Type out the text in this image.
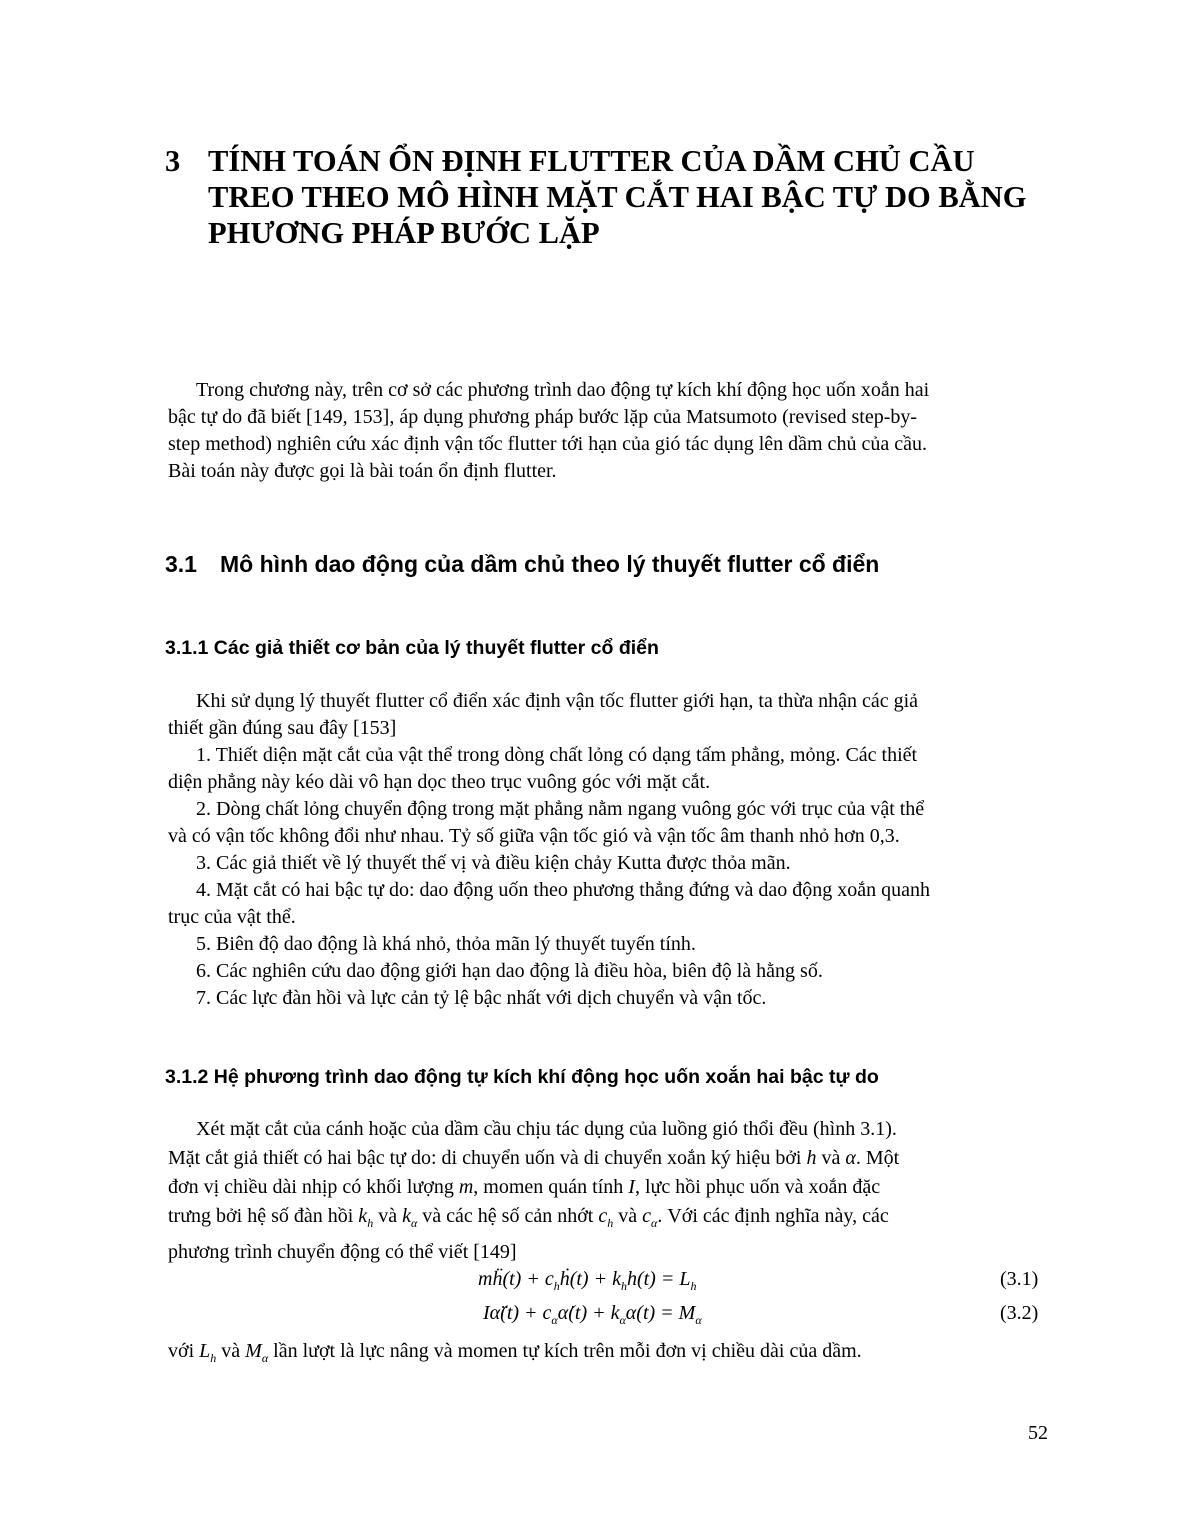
3 TÍNH TOÁN ỔN ĐỊNH FLUTTER CỦA DẦM CHỦ CẦU
TREO THEO MÔ HÌNH MẶT CẮT HAI BẬC TỰ DO BẰNG
PHƯƠNG PHÁP BƯỚC LẶP
Trong chương này, trên cơ sở các phương trình dao động tự kích khí động học uốn xoắn hai
bậc tự do đã biết [149, 153], áp dụng phương pháp bước lặp của Matsumoto (revised step-by-
step method) nghiên cứu xác định vận tốc flutter tới hạn của gió tác dụng lên dầm chủ của cầu.
Bài toán này được gọi là bài toán ổn định flutter.
3.1 Mô hình dao động của dầm chủ theo lý thuyết flutter cổ điển
3.1.1 Các giả thiết cơ bản của lý thuyết flutter cổ điển
Khi sử dụng lý thuyết flutter cổ điển xác định vận tốc flutter giới hạn, ta thừa nhận các giả
thiết gần đúng sau đây [153]
1. Thiết diện mặt cắt của vật thể trong dòng chất lỏng có dạng tấm phẳng, mỏng. Các thiết
diện phẳng này kéo dài vô hạn dọc theo trục vuông góc với mặt cắt.
2. Dòng chất lỏng chuyển động trong mặt phẳng nằm ngang vuông góc với trục của vật thể
và có vận tốc không đổi như nhau. Tỷ số giữa vận tốc gió và vận tốc âm thanh nhỏ hơn 0,3.
3. Các giả thiết về lý thuyết thế vị và điều kiện chảy Kutta được thỏa mãn.
4. Mặt cắt có hai bậc tự do: dao động uốn theo phương thẳng đứng và dao động xoắn quanh
trục của vật thể.
5. Biên độ dao động là khá nhỏ, thỏa mãn lý thuyết tuyến tính.
6. Các nghiên cứu dao động giới hạn dao động là điều hòa, biên độ là hằng số.
7. Các lực đàn hồi và lực cản tỷ lệ bậc nhất với dịch chuyển và vận tốc.
3.1.2 Hệ phương trình dao động tự kích khí động học uốn xoắn hai bậc tự do
Xét mặt cắt của cánh hoặc của dầm cầu chịu tác dụng của luồng gió thổi đều (hình 3.1).
Mặt cắt giả thiết có hai bậc tự do: di chuyển uốn và di chuyển xoắn ký hiệu bởi h và α. Một
đơn vị chiều dài nhịp có khối lượng m, momen quán tính I, lực hồi phục uốn và xoắn đặc
trưng bởi hệ số đàn hồi $k_h$ và $k_\alpha$ và các hệ số cản nhớt $c_h$ và $c_\alpha$. Với các định nghĩa này, các
phương trình chuyển động có thể viết [149]
mḧ(t) + $c_hḣ(t) + k_hh(t) = L_h$	(3.1)
Iα̈(t) + $c_\alpha\alphȧ(t) + k_\alpha\alpha(t) = M_\alpha$	(3.2)
với $L_h$ và $M_\alpha$ lần lượt là lực nâng và momen tự kích trên mỗi đơn vị chiều dài của dầm.
52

..........

• **DO THIS**
Show each line holding the word "thuyết".

• **CORRECT OUTPUT**
3.1 Mô hình dao động của dầm chủ theo lý thuyết flutter cổ điển
3.1.1 Các giả thiết cơ bản của lý thuyết flutter cổ điển
Khi sử dụng lý thuyết flutter cổ điển xác định vận tốc flutter giới hạn, ta thừa nhận các giả
3. Các giả thiết về lý thuyết thế vị và điều kiện chảy Kutta được thỏa mãn.
5. Biên độ dao động là khá nhỏ, thỏa mãn lý thuyết tuyến tính.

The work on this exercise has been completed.